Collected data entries
- - -

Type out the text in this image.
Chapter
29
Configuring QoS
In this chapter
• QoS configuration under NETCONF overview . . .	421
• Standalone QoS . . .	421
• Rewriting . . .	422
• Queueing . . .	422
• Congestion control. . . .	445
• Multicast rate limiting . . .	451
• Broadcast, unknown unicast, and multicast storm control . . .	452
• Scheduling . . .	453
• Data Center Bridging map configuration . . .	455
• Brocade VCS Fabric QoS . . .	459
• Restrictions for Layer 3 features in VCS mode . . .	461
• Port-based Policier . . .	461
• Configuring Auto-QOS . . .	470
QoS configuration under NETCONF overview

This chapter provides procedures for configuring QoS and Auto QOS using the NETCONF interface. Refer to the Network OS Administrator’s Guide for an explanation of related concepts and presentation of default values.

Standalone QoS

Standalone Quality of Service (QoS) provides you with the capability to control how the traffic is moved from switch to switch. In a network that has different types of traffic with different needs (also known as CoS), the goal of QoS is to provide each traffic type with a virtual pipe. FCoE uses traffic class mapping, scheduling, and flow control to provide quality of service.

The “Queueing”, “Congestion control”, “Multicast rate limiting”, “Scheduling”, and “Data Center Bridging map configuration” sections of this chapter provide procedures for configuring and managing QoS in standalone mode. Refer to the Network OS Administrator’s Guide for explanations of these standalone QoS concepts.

- - -

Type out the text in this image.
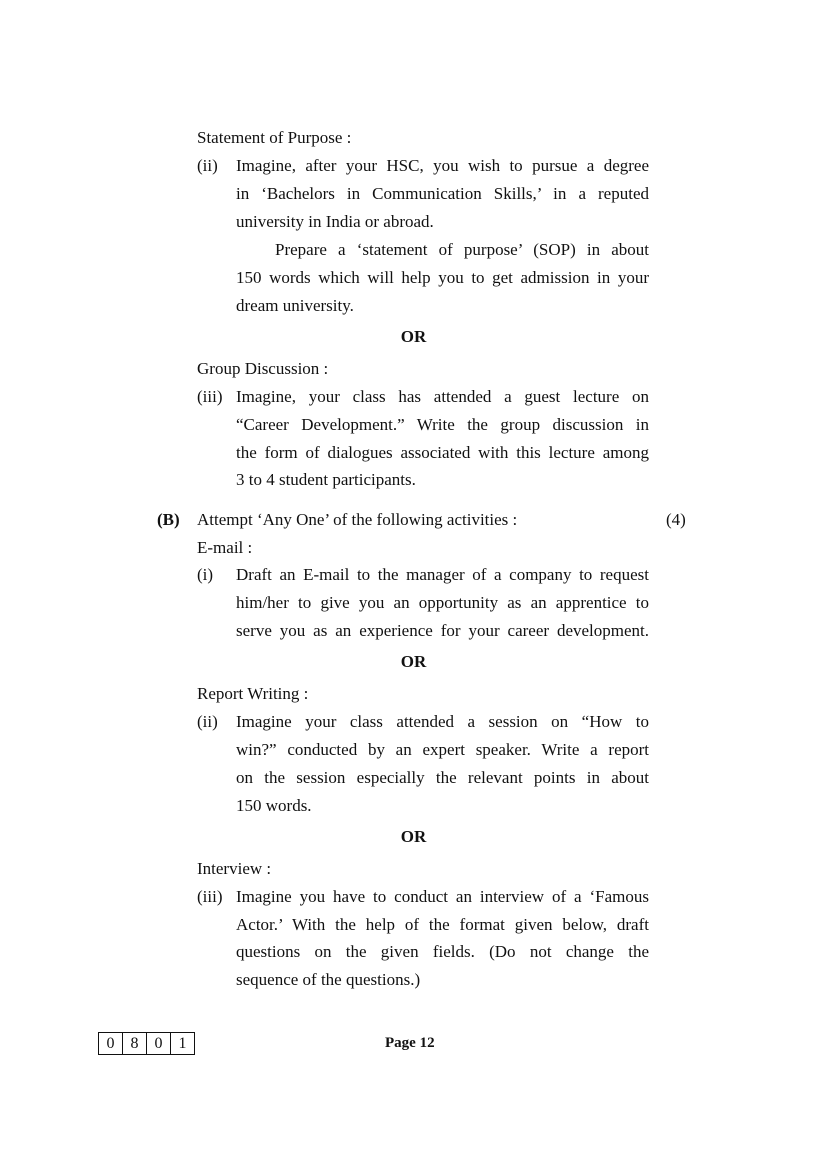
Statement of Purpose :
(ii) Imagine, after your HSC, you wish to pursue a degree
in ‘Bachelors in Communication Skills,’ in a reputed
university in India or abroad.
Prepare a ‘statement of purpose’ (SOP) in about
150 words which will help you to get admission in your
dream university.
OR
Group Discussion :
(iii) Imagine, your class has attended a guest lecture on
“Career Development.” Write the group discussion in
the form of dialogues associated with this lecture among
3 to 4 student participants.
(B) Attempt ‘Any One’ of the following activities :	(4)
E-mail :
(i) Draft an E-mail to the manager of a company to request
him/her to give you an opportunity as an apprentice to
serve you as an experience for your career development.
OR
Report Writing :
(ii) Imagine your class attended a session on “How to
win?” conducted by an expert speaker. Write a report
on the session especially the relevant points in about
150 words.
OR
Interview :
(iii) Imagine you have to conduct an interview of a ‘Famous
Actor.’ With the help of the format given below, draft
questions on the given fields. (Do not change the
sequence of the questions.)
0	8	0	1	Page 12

- - -

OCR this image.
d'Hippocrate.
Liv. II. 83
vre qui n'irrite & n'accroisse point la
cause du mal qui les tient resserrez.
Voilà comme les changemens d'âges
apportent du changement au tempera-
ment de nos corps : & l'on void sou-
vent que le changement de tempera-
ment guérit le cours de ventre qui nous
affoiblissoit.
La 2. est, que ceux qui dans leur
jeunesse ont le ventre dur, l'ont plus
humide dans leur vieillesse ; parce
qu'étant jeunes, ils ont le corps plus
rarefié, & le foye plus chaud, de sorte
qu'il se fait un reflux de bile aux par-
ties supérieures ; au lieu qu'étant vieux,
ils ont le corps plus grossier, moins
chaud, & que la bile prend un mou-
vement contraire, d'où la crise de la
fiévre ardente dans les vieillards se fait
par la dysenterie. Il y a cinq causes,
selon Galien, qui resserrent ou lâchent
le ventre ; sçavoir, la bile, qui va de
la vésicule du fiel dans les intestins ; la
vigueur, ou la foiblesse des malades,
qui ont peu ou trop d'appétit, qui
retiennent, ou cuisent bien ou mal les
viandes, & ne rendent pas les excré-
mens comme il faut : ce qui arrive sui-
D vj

- - -

For this exercise, gather every line of the data that contains the word "session".

(ii) Imagine your class attended a session on “How to
on the session especially the relevant points in about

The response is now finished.